## YOUR OBJECTIVE
The lines to be copied run from the one containing "Type out the text in this image." to the end of the material below; reproduce them exactly, including both ends, and nothing more.
START INFORMATION GIVEN
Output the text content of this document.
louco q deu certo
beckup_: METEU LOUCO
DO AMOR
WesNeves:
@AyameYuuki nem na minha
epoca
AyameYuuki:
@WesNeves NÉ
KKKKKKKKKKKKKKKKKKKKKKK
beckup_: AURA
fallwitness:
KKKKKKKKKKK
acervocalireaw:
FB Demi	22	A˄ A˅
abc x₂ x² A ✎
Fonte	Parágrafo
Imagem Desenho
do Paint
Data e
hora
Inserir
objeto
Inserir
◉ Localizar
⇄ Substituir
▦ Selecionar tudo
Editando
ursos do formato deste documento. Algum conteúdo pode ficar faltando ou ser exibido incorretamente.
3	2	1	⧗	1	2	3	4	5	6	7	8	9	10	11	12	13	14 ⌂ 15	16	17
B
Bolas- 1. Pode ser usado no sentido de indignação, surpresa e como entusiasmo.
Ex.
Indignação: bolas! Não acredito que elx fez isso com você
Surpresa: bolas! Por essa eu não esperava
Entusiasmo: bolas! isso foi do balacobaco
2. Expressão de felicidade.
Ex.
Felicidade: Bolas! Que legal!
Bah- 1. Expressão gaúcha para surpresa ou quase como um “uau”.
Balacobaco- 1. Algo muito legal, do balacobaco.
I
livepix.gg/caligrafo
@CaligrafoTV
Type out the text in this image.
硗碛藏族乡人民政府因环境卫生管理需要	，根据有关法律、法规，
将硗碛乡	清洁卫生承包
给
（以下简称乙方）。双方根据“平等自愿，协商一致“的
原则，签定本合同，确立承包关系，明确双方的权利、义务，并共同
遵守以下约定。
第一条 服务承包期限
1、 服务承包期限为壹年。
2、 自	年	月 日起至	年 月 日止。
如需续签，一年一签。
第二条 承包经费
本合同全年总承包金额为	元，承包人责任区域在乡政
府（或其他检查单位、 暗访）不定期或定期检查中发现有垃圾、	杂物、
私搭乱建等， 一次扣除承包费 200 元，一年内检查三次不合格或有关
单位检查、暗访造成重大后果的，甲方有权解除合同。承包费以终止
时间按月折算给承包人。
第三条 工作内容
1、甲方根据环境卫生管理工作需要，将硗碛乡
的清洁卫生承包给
END INFORMATION GIVEN
## OUTPUT FOR THIS EXERCISE
Type out the text in this image.
硗碛藏族乡人民政府因环境卫生管理需要	，根据有关法律、法规，
将硗碛乡	清洁卫生承包
给
（以下简称乙方）。双方根据“平等自愿，协商一致“的
原则，签定本合同，确立承包关系，明确双方的权利、义务，并共同
遵守以下约定。
第一条 服务承包期限
1、 服务承包期限为壹年。
2、 自	年	月 日起至	年 月 日止。
如需续签，一年一签。
第二条 承包经费
本合同全年总承包金额为	元，承包人责任区域在乡政
府（或其他检查单位、 暗访）不定期或定期检查中发现有垃圾、	杂物、
私搭乱建等， 一次扣除承包费 200 元，一年内检查三次不合格或有关
单位检查、暗访造成重大后果的，甲方有权解除合同。承包费以终止
时间按月折算给承包人。
第三条 工作内容
1、甲方根据环境卫生管理工作需要，将硗碛乡
的清洁卫生承包给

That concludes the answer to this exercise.